## EXERCISE DIRECTIONS
Each line that holds the word "this" counts once; report the total and nothing else.

## MATERIAL PROVIDED
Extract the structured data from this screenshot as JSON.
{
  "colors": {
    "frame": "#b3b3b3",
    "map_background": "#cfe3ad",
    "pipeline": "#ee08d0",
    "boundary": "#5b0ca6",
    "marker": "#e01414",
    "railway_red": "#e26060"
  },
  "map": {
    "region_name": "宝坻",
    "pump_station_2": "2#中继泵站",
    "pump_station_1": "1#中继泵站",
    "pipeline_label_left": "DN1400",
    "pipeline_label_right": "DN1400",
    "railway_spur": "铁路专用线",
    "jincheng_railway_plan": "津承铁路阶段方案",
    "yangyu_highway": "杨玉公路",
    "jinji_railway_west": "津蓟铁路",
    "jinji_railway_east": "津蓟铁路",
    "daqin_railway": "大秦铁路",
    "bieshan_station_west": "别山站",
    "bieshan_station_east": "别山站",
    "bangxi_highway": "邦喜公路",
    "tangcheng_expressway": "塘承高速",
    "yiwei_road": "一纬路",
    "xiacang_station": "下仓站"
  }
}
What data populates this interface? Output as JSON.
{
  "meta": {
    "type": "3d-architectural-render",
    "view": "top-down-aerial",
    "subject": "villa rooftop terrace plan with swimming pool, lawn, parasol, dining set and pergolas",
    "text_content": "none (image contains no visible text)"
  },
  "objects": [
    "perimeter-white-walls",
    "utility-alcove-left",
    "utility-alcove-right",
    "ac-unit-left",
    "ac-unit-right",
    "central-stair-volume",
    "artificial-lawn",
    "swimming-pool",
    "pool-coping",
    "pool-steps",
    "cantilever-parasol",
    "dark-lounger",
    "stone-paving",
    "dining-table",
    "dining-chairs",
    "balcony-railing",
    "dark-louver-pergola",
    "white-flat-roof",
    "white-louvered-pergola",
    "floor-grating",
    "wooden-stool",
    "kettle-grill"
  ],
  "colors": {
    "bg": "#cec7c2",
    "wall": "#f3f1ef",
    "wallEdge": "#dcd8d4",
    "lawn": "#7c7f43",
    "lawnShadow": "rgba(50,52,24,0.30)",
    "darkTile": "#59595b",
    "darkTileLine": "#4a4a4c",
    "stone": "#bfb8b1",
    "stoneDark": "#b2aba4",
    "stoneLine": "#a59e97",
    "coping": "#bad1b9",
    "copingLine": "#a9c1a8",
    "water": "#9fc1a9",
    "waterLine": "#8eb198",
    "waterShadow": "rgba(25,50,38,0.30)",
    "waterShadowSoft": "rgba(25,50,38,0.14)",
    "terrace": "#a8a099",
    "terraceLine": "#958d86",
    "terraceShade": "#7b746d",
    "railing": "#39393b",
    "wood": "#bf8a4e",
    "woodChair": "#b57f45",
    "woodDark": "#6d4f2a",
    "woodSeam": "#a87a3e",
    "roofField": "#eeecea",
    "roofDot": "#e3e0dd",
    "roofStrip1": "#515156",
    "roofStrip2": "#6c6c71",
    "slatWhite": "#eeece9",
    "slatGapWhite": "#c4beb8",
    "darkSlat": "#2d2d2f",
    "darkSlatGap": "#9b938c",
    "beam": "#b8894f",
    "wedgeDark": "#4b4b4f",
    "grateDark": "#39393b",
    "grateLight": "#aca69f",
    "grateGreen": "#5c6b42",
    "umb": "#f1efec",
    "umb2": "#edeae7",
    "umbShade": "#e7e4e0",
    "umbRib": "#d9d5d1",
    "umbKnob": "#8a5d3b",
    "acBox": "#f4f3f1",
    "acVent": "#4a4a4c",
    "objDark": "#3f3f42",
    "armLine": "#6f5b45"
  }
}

## CORRECT ANSWER
2